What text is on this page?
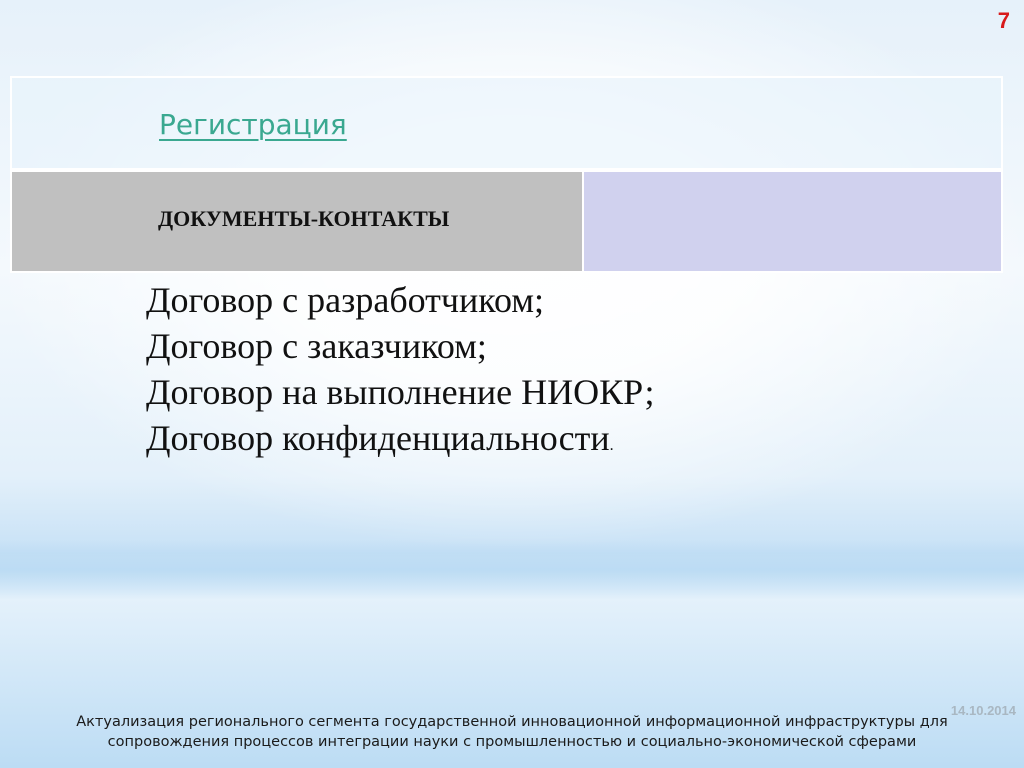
7
Регистрация
ДОКУМЕНТЫ-КОНТАКТЫ
Договор с разработчиком;
Договор с заказчиком;
Договор на выполнение НИОКР;
Договор конфиденциальности.
14.10.2014
Актуализация регионального сегмента государственной инновационной информационной инфраструктуры для
сопровождения процессов интеграции науки с промышленностью и социально-экономической сферами
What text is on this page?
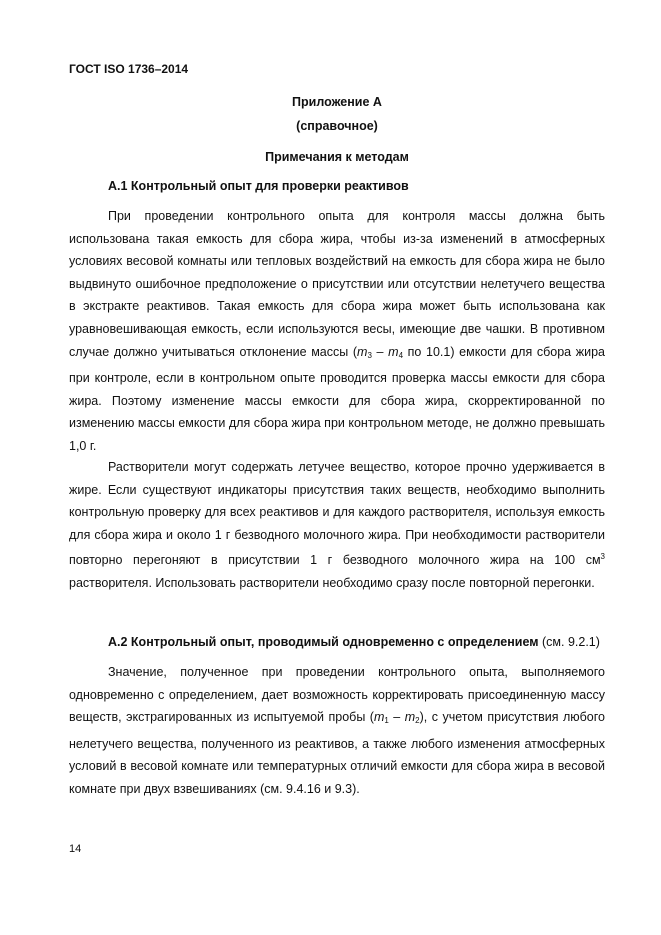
ГОСТ ISO 1736–2014
Приложение А
(справочное)
Примечания к методам
А.1 Контрольный опыт для проверки реактивов

При проведении контрольного опыта для контроля массы должна быть использована такая емкость для сбора жира, чтобы из-за изменений в атмосферных условиях весовой комнаты или тепловых воздействий на емкость для сбора жира не было выдвинуто ошибочное предположение о присутствии или отсутствии нелетучего вещества в экстракте реактивов. Такая емкость для сбора жира может быть использована как уравновешивающая емкость, если используются весы, имеющие две чашки. В противном случае должно учитываться отклонение массы ($m_3 - m_4$ по 10.1) емкости для сбора жира при контроле, если в контрольном опыте проводится проверка массы емкости для сбора жира. Поэтому изменение массы емкости для сбора жира, скорректированной по изменению массы емкости для сбора жира при контрольном методе, не должно превышать 1,0 г.

Растворители могут содержать летучее вещество, которое прочно удерживается в жире. Если существуют индикаторы присутствия таких веществ, необходимо выполнить контрольную проверку для всех реактивов и для каждого растворителя, используя емкость для сбора жира и около 1 г безводного молочного жира. При необходимости растворители повторно перегоняют в присутствии 1 г безводного молочного жира на 100 $см^3$ растворителя. Использовать растворители необходимо сразу после повторной перегонки.

А.2 Контрольный опыт, проводимый одновременно с определением (см. 9.2.1)

Значение, полученное при проведении контрольного опыта, выполняемого одновременно с определением, дает возможность корректировать присоединенную массу веществ, экстрагированных из испытуемой пробы $(m_1 - m_2)$, с учетом присутствия любого нелетучего вещества, полученного из реактивов, а также любого изменения атмосферных условий в весовой комнате или температурных отличий емкости для сбора жира в весовой комнате при двух взвешиваниях (см. 9.4.16 и 9.3).

14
····················
• _Problem statement_
Set down the records in full and exactly. Do not carry over any image.

• _Exercise output_
What text is on this page?
7
Регистрация
ДОКУМЕНТЫ-КОНТАКТЫ
Договор с разработчиком;
Договор с заказчиком;
Договор на выполнение НИОКР;
Договор конфиденциальности.
14.10.2014
Актуализация регионального сегмента государственной инновационной информационной инфраструктуры для
сопровождения процессов интеграции науки с промышленностью и социально-экономической сферами
What text is on this page?
ГОСТ ISO 1736–2014
Приложение А
(справочное)
Примечания к методам
А.1 Контрольный опыт для проверки реактивов

При проведении контрольного опыта для контроля массы должна быть использована такая емкость для сбора жира, чтобы из-за изменений в атмосферных условиях весовой комнаты или тепловых воздействий на емкость для сбора жира не было выдвинуто ошибочное предположение о присутствии или отсутствии нелетучего вещества в экстракте реактивов. Такая емкость для сбора жира может быть использована как уравновешивающая емкость, если используются весы, имеющие две чашки. В противном случае должно учитываться отклонение массы ($m_3 - m_4$ по 10.1) емкости для сбора жира при контроле, если в контрольном опыте проводится проверка массы емкости для сбора жира. Поэтому изменение массы емкости для сбора жира, скорректированной по изменению массы емкости для сбора жира при контрольном методе, не должно превышать 1,0 г.

Растворители могут содержать летучее вещество, которое прочно удерживается в жире. Если существуют индикаторы присутствия таких веществ, необходимо выполнить контрольную проверку для всех реактивов и для каждого растворителя, используя емкость для сбора жира и около 1 г безводного молочного жира. При необходимости растворители повторно перегоняют в присутствии 1 г безводного молочного жира на 100 $см^3$ растворителя. Использовать растворители необходимо сразу после повторной перегонки.

А.2 Контрольный опыт, проводимый одновременно с определением (см. 9.2.1)

Значение, полученное при проведении контрольного опыта, выполняемого одновременно с определением, дает возможность корректировать присоединенную массу веществ, экстрагированных из испытуемой пробы $(m_1 - m_2)$, с учетом присутствия любого нелетучего вещества, полученного из реактивов, а также любого изменения атмосферных условий в весовой комнате или температурных отличий емкости для сбора жира в весовой комнате при двух взвешиваниях (см. 9.4.16 и 9.3).

14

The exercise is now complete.